_EXERCISE_
Check every line of the data below for the string "flux", and copy the ones that hold it.

(Dataset records)

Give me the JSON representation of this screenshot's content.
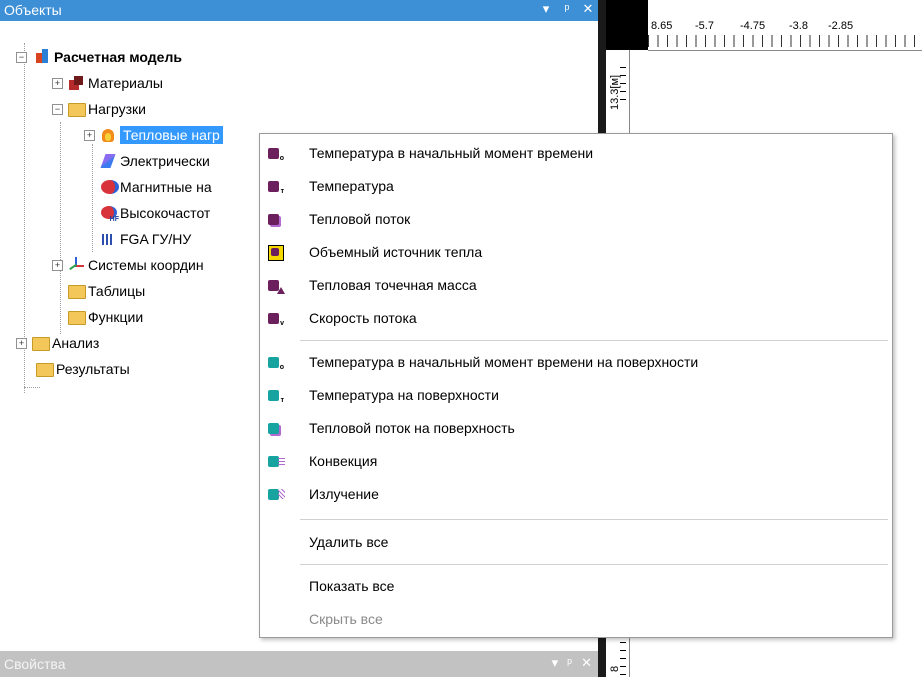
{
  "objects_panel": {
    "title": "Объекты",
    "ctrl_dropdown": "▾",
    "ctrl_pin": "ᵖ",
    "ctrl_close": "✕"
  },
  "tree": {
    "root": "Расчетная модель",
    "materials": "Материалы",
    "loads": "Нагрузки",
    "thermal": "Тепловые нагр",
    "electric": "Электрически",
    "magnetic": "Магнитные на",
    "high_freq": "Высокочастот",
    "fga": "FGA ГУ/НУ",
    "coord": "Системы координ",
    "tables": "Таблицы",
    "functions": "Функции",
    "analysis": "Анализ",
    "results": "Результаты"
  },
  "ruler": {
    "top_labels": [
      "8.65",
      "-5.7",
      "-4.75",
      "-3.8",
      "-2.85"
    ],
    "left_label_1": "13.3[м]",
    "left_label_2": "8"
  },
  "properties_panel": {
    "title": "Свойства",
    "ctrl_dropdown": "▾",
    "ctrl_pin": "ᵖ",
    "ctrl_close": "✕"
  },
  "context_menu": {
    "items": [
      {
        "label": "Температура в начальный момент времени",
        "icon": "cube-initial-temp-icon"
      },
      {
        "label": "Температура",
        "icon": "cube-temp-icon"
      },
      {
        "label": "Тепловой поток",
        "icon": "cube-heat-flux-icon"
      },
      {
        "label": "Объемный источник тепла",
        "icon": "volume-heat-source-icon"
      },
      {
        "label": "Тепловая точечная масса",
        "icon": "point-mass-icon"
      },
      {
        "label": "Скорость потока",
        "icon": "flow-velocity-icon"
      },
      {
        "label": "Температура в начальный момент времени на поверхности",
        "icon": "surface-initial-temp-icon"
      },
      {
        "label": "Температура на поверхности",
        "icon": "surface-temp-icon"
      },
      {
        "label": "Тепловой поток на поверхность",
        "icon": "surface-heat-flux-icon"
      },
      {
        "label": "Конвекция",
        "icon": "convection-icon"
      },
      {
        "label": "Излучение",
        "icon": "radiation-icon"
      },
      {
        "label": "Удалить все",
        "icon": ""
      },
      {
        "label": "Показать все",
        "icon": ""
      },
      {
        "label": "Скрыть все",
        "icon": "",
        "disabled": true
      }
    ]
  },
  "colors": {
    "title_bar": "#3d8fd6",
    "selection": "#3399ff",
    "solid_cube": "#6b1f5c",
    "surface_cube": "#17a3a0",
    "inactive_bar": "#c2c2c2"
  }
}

_SOLUTION FOR THIS TASK_
        "icon": "cube-heat-flux-icon"
        "icon": "surface-heat-flux-icon"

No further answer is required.